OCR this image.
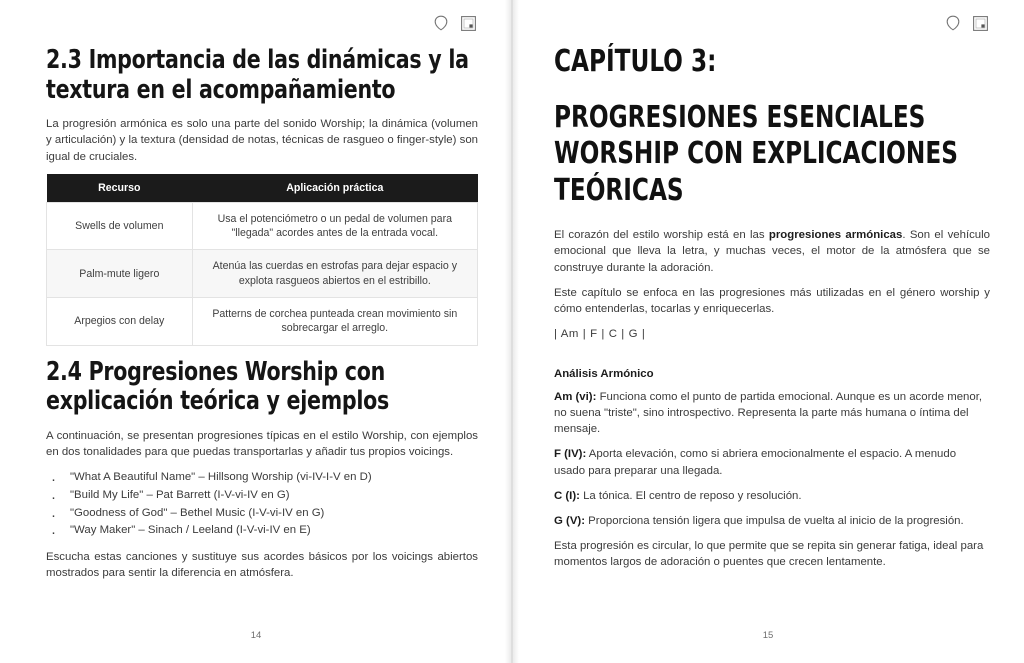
2.3 Importancia de las dinámicas y la textura en el acompañamiento

La progresión armónica es solo una parte del sonido Worship; la dinámica (volumen y articulación) y la textura (densidad de notas, técnicas de rasgueo o finger-style) son igual de cruciales.

Recurso	Aplicación práctica
Swells de volumen	Usa el potenciómetro o un pedal de volumen para "llegada" acordes antes de la entrada vocal.
Palm-mute ligero	Atenúa las cuerdas en estrofas para dejar espacio y explota rasgueos abiertos en el estribillo.
Arpegios con delay	Patterns de corchea punteada crean movimiento sin sobrecargar el arreglo.
2.4 Progresiones Worship con explicación teórica y ejemplos

A continuación, se presentan progresiones típicas en el estilo Worship, con ejemplos en dos tonalidades para que puedas transportarlas y añadir tus propios voicings.

· "What A Beautiful Name" – Hillsong Worship (vi-IV-I-V en D)
· "Build My Life" – Pat Barrett (I-V-vi-IV en G)
· "Goodness of God" – Bethel Music (I-V-vi-IV en G)
· "Way Maker" – Sinach / Leeland (I-V-vi-IV en E)

Escucha estas canciones y sustituye sus acordes básicos por los voicings abiertos mostrados para sentir la diferencia en atmósfera.

14
CAPÍTULO 3:
PROGRESIONES ESENCIALES WORSHIP CON EXPLICACIONES TEÓRICAS

El corazón del estilo worship está en las progresiones armónicas. Son el vehículo emocional que lleva la letra, y muchas veces, el motor de la atmósfera que se construye durante la adoración.

Este capítulo se enfoca en las progresiones más utilizadas en el género worship y cómo entenderlas, tocarlas y enriquecerlas.

| Am | F | C | G |
Análisis Armónico

Am (vi): Funciona como el punto de partida emocional. Aunque es un acorde menor, no suena "triste", sino introspectivo. Representa la parte más humana o íntima del mensaje.

F (IV): Aporta elevación, como si abriera emocionalmente el espacio. A menudo usado para preparar una llegada.

C (I): La tónica. El centro de reposo y resolución.

G (V): Proporciona tensión ligera que impulsa de vuelta al inicio de la progresión.

Esta progresión es circular, lo que permite que se repita sin generar fatiga, ideal para momentos largos de adoración o puentes que crecen lentamente.

15
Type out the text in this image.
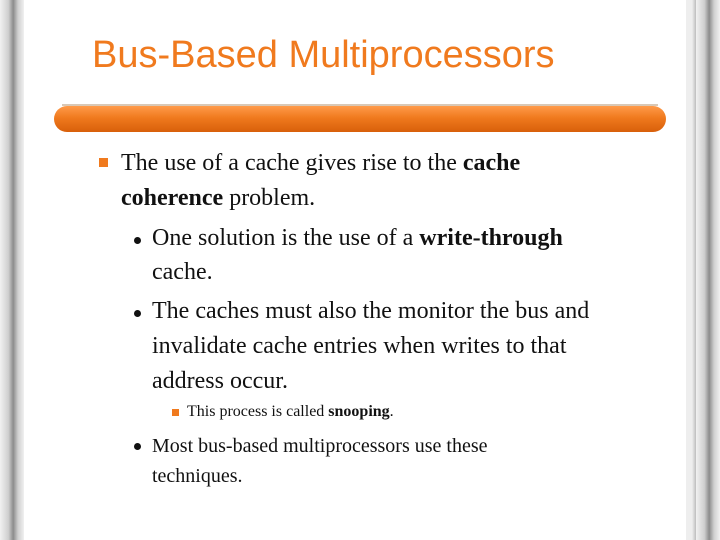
Bus-Based Multiprocessors
The use of a cache gives rise to the cache
coherence problem.
One solution is the use of a write-through
cache.
The caches must also the monitor the bus and
invalidate cache entries when writes to that
address occur.
This process is called snooping.
Most bus-based multiprocessors use these
techniques.
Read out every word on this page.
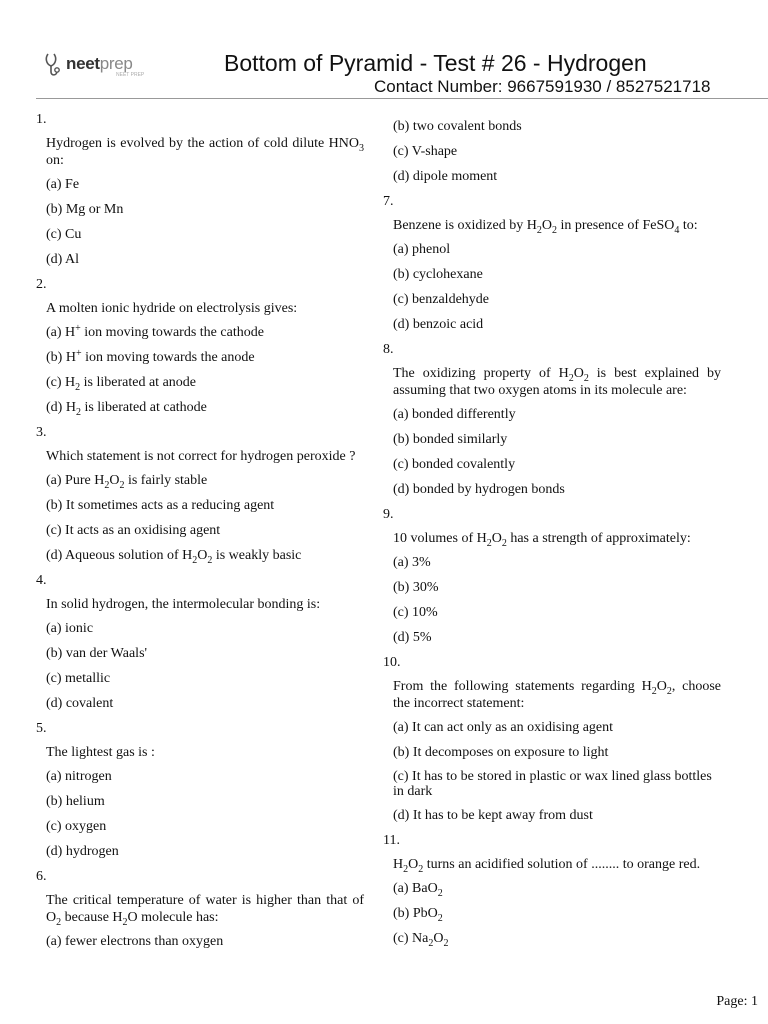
neetprep
NEET PREP	Bottom of Pyramid - Test # 26 - Hydrogen
Contact Number: 9667591930 / 8527521718
1.
Hydrogen is evolved by the action of cold dilute $HNO_3$ on:
(a) Fe
(b) Mg or Mn
(c) Cu
(d) Al
2.
A molten ionic hydride on electrolysis gives:
(a) H+ ion moving towards the cathode
(b) H+ ion moving towards the anode
(c) $H_2$ is liberated at anode
(d) $H_2$ is liberated at cathode
3.
Which statement is not correct for hydrogen peroxide ?
(a) Pure $H_2O_2$ is fairly stable
(b) It sometimes acts as a reducing agent
(c) It acts as an oxidising agent
(d) Aqueous solution of $H_2O_2$ is weakly basic
4.
In solid hydrogen, the intermolecular bonding is:
(a) ionic
(b) van der Waals'
(c) metallic
(d) covalent
5.
The lightest gas is :
(a) nitrogen
(b) helium
(c) oxygen
(d) hydrogen
6.
The critical temperature of water is higher than that of $O_2$ because $H_2O$ molecule has:
(a) fewer electrons than oxygen
(b) two covalent bonds
(c) V-shape
(d) dipole moment
7.
Benzene is oxidized by $H_2O_2$ in presence of FeSO$_4$ to:
(a) phenol
(b) cyclohexane
(c) benzaldehyde
(d) benzoic acid
8.
The oxidizing property of $H_2O_2$ is best explained by assuming that two oxygen atoms in its molecule are:
(a) bonded differently
(b) bonded similarly
(c) bonded covalently
(d) bonded by hydrogen bonds
9.
10 volumes of $H_2O_2$ has a strength of approximately:
(a) 3%
(b) 30%
(c) 10%
(d) 5%
10.
From the following statements regarding $H_2O_2$, choose the incorrect statement:
(a) It can act only as an oxidising agent
(b) It decomposes on exposure to light
(c) It has to be stored in plastic or wax lined glass bottles in dark
(d) It has to be kept away from dust
11.
$H_2O_2$ turns an acidified solution of ........ to orange red.
(a) BaO$_2$
(b) PbO$_2$
(c) $Na_2O_2$
Page: 1
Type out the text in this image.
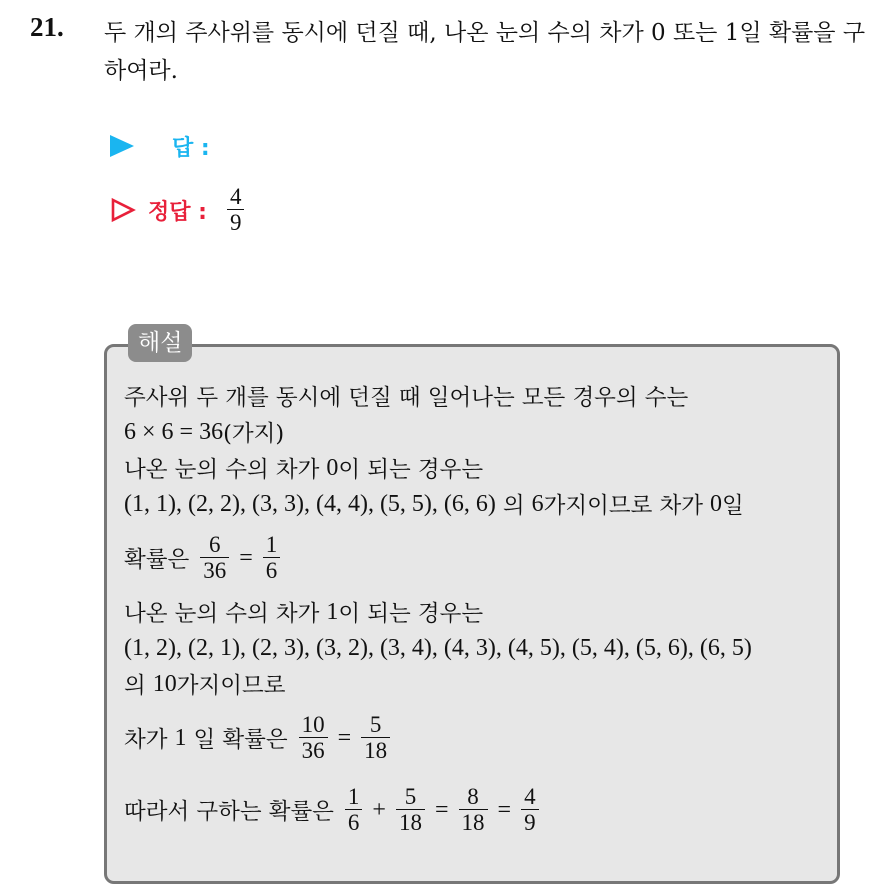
21. 두 개의 주사위를 동시에 던질 때, 나온 눈의 수의 차가 0 또는 1일 확률을 구하여라.
답 :
정답 : $\frac{4}{9}$
해설
주사위 두 개를 동시에 던질 때 일어나는 모든 경우의 수는
6 × 6 = 36 (가지)
나온 눈의 수의 차가 0 이 되는 경우는
(1, 1), (2, 2), (3, 3), (4, 4), (5, 5), (6, 6) 의 6 가지이므로 차가 0 일
확률은 $\frac{6}{36} = \frac{1}{6}$
나온 눈의 수의 차가 1 이 되는 경우는
(1, 2), (2, 1), (2, 3), (3, 2), (3, 4), (4, 3), (4, 5), (5, 4), (5, 6), (6, 5)
의 10 가지이므로
차가 1 일 확률은 $\frac{10}{36} = \frac{5}{18}$
따라서 구하는 확률은 $\frac{1}{6} + \frac{5}{18} = \frac{8}{18} = \frac{4}{9}$
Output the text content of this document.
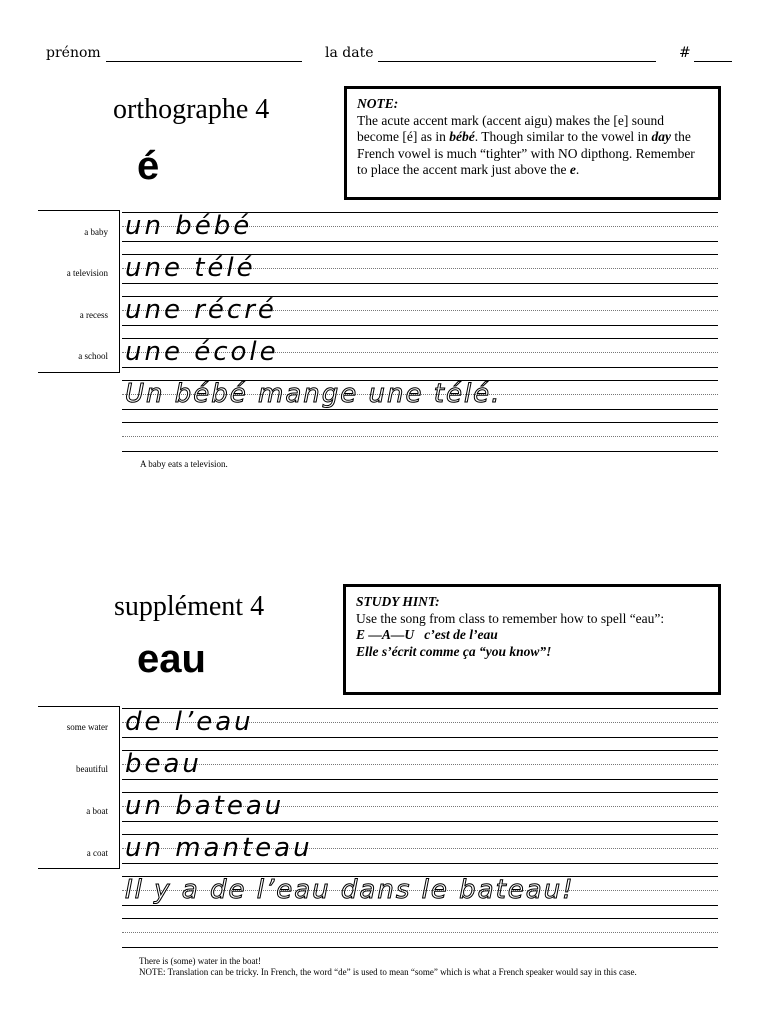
prénom	la date	#
orthographe 4
é
NOTE:
The acute accent mark (accent aigu) makes the [e] sound become [é] as in bébé. Though similar to the vowel in day the French vowel is much “tighter” with NO dipthong. Remember to place the accent mark just above the e.
a baby
a television
a recess
a school
un bébé
une télé
une récré
une école
Un bébé mange une télé.
A baby eats a television.
supplément 4
eau
STUDY HINT:
Use the song from class to remember how to spell “eau”:
E —A—U   c’est de l’eau
Elle s’écrit comme ça “you know”!
some water
beautiful
a boat
a coat
de l’eau
beau
un bateau
un manteau
Il y a de l’eau dans le bateau!
There is (some) water in the boat!
NOTE: Translation can be tricky. In French, the word “de” is used to mean “some” which is what a French speaker would say in this case.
************
- INSTRUCTION
Repeat the listing verbatim. Skip the pictures.

- THE RESPONSE
OCR this image.
2.3 Importancia de las dinámicas y la textura en el acompañamiento

La progresión armónica es solo una parte del sonido Worship; la dinámica (volumen y articulación) y la textura (densidad de notas, técnicas de rasgueo o finger-style) son igual de cruciales.

Recurso	Aplicación práctica
Swells de volumen	Usa el potenciómetro o un pedal de volumen para "llegada" acordes antes de la entrada vocal.
Palm-mute ligero	Atenúa las cuerdas en estrofas para dejar espacio y explota rasgueos abiertos en el estribillo.
Arpegios con delay	Patterns de corchea punteada crean movimiento sin sobrecargar el arreglo.
2.4 Progresiones Worship con explicación teórica y ejemplos

A continuación, se presentan progresiones típicas en el estilo Worship, con ejemplos en dos tonalidades para que puedas transportarlas y añadir tus propios voicings.

· "What A Beautiful Name" – Hillsong Worship (vi-IV-I-V en D)
· "Build My Life" – Pat Barrett (I-V-vi-IV en G)
· "Goodness of God" – Bethel Music (I-V-vi-IV en G)
· "Way Maker" – Sinach / Leeland (I-V-vi-IV en E)

Escucha estas canciones y sustituye sus acordes básicos por los voicings abiertos mostrados para sentir la diferencia en atmósfera.

14
CAPÍTULO 3:
PROGRESIONES ESENCIALES WORSHIP CON EXPLICACIONES TEÓRICAS

El corazón del estilo worship está en las progresiones armónicas. Son el vehículo emocional que lleva la letra, y muchas veces, el motor de la atmósfera que se construye durante la adoración.

Este capítulo se enfoca en las progresiones más utilizadas en el género worship y cómo entenderlas, tocarlas y enriquecerlas.

| Am | F | C | G |
Análisis Armónico

Am (vi): Funciona como el punto de partida emocional. Aunque es un acorde menor, no suena "triste", sino introspectivo. Representa la parte más humana o íntima del mensaje.

F (IV): Aporta elevación, como si abriera emocionalmente el espacio. A menudo usado para preparar una llegada.

C (I): La tónica. El centro de reposo y resolución.

G (V): Proporciona tensión ligera que impulsa de vuelta al inicio de la progresión.

Esta progresión es circular, lo que permite que se repita sin generar fatiga, ideal para momentos largos de adoración o puentes que crecen lentamente.

15
Type out the text in this image.
Bus-Based Multiprocessors
The use of a cache gives rise to the cache
coherence problem.
One solution is the use of a write-through
cache.
The caches must also the monitor the bus and
invalidate cache entries when writes to that
address occur.
This process is called snooping.
Most bus-based multiprocessors use these
techniques.
Read out every word on this page.
neetprep
NEET PREP	Bottom of Pyramid - Test # 26 - Hydrogen
Contact Number: 9667591930 / 8527521718
1.
Hydrogen is evolved by the action of cold dilute $HNO_3$ on:
(a) Fe
(b) Mg or Mn
(c) Cu
(d) Al
2.
A molten ionic hydride on electrolysis gives:
(a) H+ ion moving towards the cathode
(b) H+ ion moving towards the anode
(c) $H_2$ is liberated at anode
(d) $H_2$ is liberated at cathode
3.
Which statement is not correct for hydrogen peroxide ?
(a) Pure $H_2O_2$ is fairly stable
(b) It sometimes acts as a reducing agent
(c) It acts as an oxidising agent
(d) Aqueous solution of $H_2O_2$ is weakly basic
4.
In solid hydrogen, the intermolecular bonding is:
(a) ionic
(b) van der Waals'
(c) metallic
(d) covalent
5.
The lightest gas is :
(a) nitrogen
(b) helium
(c) oxygen
(d) hydrogen
6.
The critical temperature of water is higher than that of $O_2$ because $H_2O$ molecule has:
(a) fewer electrons than oxygen
(b) two covalent bonds
(c) V-shape
(d) dipole moment
7.
Benzene is oxidized by $H_2O_2$ in presence of FeSO$_4$ to:
(a) phenol
(b) cyclohexane
(c) benzaldehyde
(d) benzoic acid
8.
The oxidizing property of $H_2O_2$ is best explained by assuming that two oxygen atoms in its molecule are:
(a) bonded differently
(b) bonded similarly
(c) bonded covalently
(d) bonded by hydrogen bonds
9.
10 volumes of $H_2O_2$ has a strength of approximately:
(a) 3%
(b) 30%
(c) 10%
(d) 5%
10.
From the following statements regarding $H_2O_2$, choose the incorrect statement:
(a) It can act only as an oxidising agent
(b) It decomposes on exposure to light
(c) It has to be stored in plastic or wax lined glass bottles in dark
(d) It has to be kept away from dust
11.
$H_2O_2$ turns an acidified solution of ........ to orange red.
(a) BaO$_2$
(b) PbO$_2$
(c) $Na_2O_2$
Page: 1
Type out the text in this image.
21. 두 개의 주사위를 동시에 던질 때, 나온 눈의 수의 차가 0 또는 1일 확률을 구하여라.
답 :
정답 : $\frac{4}{9}$
해설
주사위 두 개를 동시에 던질 때 일어나는 모든 경우의 수는
6 × 6 = 36 (가지)
나온 눈의 수의 차가 0 이 되는 경우는
(1, 1), (2, 2), (3, 3), (4, 4), (5, 5), (6, 6) 의 6 가지이므로 차가 0 일
확률은 $\frac{6}{36} = \frac{1}{6}$
나온 눈의 수의 차가 1 이 되는 경우는
(1, 2), (2, 1), (2, 3), (3, 2), (3, 4), (4, 3), (4, 5), (5, 4), (5, 6), (6, 5)
의 10 가지이므로
차가 1 일 확률은 $\frac{10}{36} = \frac{5}{18}$
따라서 구하는 확률은 $\frac{1}{6} + \frac{5}{18} = \frac{8}{18} = \frac{4}{9}$
Output the text content of this document.
prénom	la date	#
orthographe 4
é
NOTE:
The acute accent mark (accent aigu) makes the [e] sound become [é] as in bébé. Though similar to the vowel in day the French vowel is much “tighter” with NO dipthong. Remember to place the accent mark just above the e.
a baby
a television
a recess
a school
un bébé
une télé
une récré
une école
Un bébé mange une télé.
A baby eats a television.
supplément 4
eau
STUDY HINT:
Use the song from class to remember how to spell “eau”:
E —A—U   c’est de l’eau
Elle s’écrit comme ça “you know”!
some water
beautiful
a boat
a coat
de l’eau
beau
un bateau
un manteau
Il y a de l’eau dans le bateau!
There is (some) water in the boat!
NOTE: Translation can be tricky. In French, the word “de” is used to mean “some” which is what a French speaker would say in this case.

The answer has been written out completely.